INSTRUCTIONS TO FOLLOW: Gather, from the data below, each line in which the word "text" occurs.
#### DATA ####
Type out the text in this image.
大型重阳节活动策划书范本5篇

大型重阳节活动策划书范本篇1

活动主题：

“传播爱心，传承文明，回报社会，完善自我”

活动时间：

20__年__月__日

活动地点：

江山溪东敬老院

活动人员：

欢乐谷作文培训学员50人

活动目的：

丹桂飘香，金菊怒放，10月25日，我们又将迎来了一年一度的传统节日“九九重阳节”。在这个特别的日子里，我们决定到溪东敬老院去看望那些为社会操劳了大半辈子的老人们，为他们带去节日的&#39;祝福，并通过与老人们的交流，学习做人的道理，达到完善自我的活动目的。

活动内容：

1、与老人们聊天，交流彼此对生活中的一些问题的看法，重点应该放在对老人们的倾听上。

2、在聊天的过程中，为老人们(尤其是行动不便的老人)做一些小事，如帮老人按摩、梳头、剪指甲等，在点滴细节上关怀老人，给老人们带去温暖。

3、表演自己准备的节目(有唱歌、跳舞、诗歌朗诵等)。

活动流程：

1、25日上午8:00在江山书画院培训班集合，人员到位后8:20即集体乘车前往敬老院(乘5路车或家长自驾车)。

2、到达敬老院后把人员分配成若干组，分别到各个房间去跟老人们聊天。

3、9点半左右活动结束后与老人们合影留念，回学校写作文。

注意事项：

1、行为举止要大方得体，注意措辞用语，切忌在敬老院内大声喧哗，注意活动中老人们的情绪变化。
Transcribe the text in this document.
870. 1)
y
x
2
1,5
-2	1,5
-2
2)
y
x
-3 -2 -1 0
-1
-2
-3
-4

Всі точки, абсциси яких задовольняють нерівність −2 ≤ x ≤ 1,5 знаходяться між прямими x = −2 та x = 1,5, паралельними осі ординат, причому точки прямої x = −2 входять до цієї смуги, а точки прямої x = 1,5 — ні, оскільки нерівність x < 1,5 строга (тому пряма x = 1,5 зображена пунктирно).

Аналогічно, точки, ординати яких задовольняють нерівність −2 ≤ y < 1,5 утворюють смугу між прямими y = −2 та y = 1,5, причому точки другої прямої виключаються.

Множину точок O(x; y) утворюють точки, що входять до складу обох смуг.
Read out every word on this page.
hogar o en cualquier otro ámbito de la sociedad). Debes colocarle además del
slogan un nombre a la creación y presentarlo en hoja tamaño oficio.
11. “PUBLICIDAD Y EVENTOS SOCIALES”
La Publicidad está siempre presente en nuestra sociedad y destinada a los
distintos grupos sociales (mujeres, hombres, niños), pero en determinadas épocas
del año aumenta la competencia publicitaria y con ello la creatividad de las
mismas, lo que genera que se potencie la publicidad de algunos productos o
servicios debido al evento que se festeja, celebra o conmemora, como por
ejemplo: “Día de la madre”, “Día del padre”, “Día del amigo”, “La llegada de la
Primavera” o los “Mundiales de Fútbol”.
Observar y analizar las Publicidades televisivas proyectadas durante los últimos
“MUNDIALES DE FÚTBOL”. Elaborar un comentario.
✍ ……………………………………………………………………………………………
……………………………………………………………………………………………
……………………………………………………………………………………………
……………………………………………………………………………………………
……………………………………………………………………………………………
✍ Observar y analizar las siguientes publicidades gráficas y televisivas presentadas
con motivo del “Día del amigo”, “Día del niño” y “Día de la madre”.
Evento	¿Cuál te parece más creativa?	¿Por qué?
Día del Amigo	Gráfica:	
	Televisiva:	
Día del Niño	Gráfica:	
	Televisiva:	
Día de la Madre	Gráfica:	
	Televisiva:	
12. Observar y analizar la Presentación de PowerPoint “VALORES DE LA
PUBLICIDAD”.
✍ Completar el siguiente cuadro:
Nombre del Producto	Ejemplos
####
THE RESULT:
Type out the text in this image.
Transcribe the text in this document.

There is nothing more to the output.